**Text block**
Segment Open

Do you live alone? I'd be asking a friend to stay with me for a few nights if I was you

He may have got his anger out of his system, but maybe not. Please stay safe and it goes without saying not to have any contact with him at all, which you probably know anyway.

McD45 · 30/01/2020 16:50

Oh my goodness did you really, yes that was my thoughts exactly as I didnt sleep with him, he plays up, demands it and huffs and puffs instead of saying ok lets wait, which weirdly and initially he was quite happy to do...but luckily and thankfully didnt!! gosh sorry you went through this too! Seems to be more so on dating sites and my other friend ended up having a stalker in the same context re no sex!

OP posts:
ItsJustTheOneSwanActually · 30/01/2020 16:50

Christ, that's a pretty extreme reaction to not getting your leg over Shock

McD45 · 30/01/2020 16:51

CoffeeCoinneseur because he aologised for feeling insecure and said things like I was out of his league, felt I didnt like him was getting upset, and sounded hate to say sweet/genuine and incredibly honest.

OP posts:
nevernotstruggling · 30/01/2020 16:52

Is this not criminal damage though?

McD45 · 30/01/2020 16:53

Sorry noticed typos in spelling!! So yes if he texts or calls again, I wont be replying at all but to speak to the police to let them know instead. Definitely wont be responding and hate to say I do live alone but the dogs are great guard dogs but on this occasion where the car was parked at the back, they would never have heard anything or seen anything as behind a gate! So upsetting and scary!

OP posts:
McD45 · 30/01/2020 16:54

It is extreme behaviour, I am just glad I didnt sleep with him as it may have got worse over time, who knows!!

OP posts:
LangittleClegabbage · 30/01/2020 16:56

Yes, I don't understand why police aren't taking this further?

CandyFlossSkies · 30/01/2020 16:57

Oh. My. GOD.

Segment Closed

**Dataset**
Segment Open

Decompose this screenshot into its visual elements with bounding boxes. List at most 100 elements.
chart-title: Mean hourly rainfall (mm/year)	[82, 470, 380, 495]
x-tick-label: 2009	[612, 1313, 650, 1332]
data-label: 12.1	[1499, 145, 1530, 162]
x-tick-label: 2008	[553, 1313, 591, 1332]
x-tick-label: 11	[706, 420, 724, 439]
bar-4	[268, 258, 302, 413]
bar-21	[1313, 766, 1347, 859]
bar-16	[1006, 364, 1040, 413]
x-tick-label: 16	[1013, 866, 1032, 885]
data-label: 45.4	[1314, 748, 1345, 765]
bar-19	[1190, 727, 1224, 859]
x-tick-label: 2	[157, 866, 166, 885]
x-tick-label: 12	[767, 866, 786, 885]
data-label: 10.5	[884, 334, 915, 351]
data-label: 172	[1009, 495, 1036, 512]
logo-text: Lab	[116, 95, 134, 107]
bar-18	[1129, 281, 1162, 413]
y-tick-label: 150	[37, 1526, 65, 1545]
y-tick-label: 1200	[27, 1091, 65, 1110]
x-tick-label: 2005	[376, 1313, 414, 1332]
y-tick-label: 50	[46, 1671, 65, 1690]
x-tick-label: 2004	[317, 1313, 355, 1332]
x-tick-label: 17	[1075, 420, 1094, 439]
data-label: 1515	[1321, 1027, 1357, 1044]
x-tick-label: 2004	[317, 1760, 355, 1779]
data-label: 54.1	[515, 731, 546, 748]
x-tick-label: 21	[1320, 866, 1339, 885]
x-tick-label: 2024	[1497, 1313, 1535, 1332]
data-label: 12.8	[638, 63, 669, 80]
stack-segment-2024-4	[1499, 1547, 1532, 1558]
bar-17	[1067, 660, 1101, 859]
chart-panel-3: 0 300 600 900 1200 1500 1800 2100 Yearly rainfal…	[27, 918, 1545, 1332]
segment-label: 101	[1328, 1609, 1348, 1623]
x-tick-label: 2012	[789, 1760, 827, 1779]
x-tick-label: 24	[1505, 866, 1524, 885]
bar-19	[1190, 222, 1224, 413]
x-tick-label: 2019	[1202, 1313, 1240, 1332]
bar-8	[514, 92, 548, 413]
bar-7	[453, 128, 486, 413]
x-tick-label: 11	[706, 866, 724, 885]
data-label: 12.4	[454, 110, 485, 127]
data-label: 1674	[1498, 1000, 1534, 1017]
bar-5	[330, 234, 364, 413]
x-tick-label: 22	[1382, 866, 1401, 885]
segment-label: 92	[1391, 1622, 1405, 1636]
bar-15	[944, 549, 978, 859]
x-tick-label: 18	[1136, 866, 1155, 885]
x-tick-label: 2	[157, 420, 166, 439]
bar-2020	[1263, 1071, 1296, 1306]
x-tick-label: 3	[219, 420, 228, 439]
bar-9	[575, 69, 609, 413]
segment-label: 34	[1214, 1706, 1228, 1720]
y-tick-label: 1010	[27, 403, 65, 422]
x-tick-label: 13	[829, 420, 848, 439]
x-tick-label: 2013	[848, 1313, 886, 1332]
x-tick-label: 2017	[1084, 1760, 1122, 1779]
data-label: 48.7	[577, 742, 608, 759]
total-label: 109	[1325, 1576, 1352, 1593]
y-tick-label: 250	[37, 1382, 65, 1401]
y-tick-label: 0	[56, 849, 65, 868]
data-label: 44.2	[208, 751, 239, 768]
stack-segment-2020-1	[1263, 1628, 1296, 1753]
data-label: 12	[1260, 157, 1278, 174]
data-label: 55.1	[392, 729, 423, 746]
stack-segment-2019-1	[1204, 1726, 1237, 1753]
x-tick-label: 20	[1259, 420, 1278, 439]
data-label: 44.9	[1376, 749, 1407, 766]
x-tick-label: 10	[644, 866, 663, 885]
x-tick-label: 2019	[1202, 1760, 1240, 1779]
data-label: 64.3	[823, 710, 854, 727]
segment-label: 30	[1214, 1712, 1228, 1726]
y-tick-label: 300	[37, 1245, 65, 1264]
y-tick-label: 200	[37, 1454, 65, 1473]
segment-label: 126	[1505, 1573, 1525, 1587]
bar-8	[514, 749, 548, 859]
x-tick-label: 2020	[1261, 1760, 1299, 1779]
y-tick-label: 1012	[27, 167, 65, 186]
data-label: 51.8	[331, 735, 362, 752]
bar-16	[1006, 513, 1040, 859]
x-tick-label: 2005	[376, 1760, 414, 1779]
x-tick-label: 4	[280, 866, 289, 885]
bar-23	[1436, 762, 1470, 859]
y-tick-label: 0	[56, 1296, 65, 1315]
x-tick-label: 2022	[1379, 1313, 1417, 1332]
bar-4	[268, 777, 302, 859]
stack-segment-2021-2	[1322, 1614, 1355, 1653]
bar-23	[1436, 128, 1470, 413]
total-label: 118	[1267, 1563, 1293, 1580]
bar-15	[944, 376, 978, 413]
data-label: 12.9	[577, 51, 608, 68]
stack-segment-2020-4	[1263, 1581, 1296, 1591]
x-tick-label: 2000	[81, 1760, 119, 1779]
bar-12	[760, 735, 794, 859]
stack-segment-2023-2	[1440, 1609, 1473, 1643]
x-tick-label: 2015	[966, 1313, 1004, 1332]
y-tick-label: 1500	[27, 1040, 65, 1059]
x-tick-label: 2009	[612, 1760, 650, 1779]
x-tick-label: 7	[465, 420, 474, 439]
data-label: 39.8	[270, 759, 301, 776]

Segment Closed

**Task A**
In the forum thread, swap "guard dogs" for "watchdogs" and reproduce the part that opens with the words containing "McD45 · 30/01/2020 16:53" and closes with "upsetting and scary!".
**Task B**
Extend the forum thread with further posts, starting after its final line.

**Task output A**
McD45 · 30/01/2020 16:53

Sorry noticed typos in spelling!! So yes if he texts or calls again, I wont be replying at all but to speak to the police to let them know instead. Definitely wont be responding and hate to say I do live alone but the dogs are great watchdogs but on this occasion where the car was parked at the back, they would never have heard anything or seen anything as behind a gate! So upsetting and scary!

**Task output B**
If he was like this after what? A date or two? Can you imagine what he'd be like to actually have a relationship with? He has friends did you say??? What's his job?

OvenGlovesWillTearUsApart · 30/01/2020 16:57

Yikes. I really hope he leaves you alone now. Please do not respond to him anymore (or better still, block).

It is great that you have contacted the police. Did you take pix of what he did to the car (for your/police records)?

I think it’s a red flag when anyone says they’re “scared” how much they like you, or that they think you’re too good for them.

PatellarTendonitis · 30/01/2020 16:59

Next time someone displays any angry behaviour, cut them off then and there, don't see them again. So sorry this happened to you.

user142745271 · 30/01/2020 17:00

they explained to me his ego must have been damaged and he didnt get his own way with you so his revenge was brutal and very evil indeed

The police said this?

Iooselipssinkships · 30/01/2020 17:00

It's criminal damage with the car and the note is harassment surely? Did they see the messages he's sent you?

McD45 · 30/01/2020 17:00

I think the police mentioned they need more evidence, if he was to break into the house or actually harm me per say that would be a different story but they need more to know its him, but I know its him but my dad was saying to me, put a note on your window saying I know who this is who damaged my car and the police are on the case but I said no it will only rile him more should he be in the area, he lives 30 - 40mins away and weirdly yes he has friends ( many) and a lovely daughter and he is a lorry driver ex army. Has had long term relationships so trust me, this was a shocker luckily he isnt too close for me to just bump into him!!

OP posts:
McD45 · 30/01/2020 17:01

user142745271 - yes they did!

OP posts:
McD45 · 30/01/2020 17:02

Iooselipssinkships - yes they did see it!

OP posts:
FenellaVelour · 30/01/2020 17:05

It’s shocking that the police have effectively just shrugged their shoulders! Is this in the U.k?

Nekoness · 30/01/2020 17:06

I think the police were kindly telling you that there’s zero proof it was him and they can’t do anything about it. Get cctv.

FenellaVelour · 30/01/2020 17:06

Also I think I’d get a motion sensor dashcam fitted if I were you. Shouldn’t have to, but he is unhinged and you can’t be sure what he might do next.

Iooselipssinkships · 30/01/2020 17:08

Describing him as brutal and evil though, which is nice and reassuring for you, then taking no action unless he physically harms you or texts again? That's fucked. Poor policing.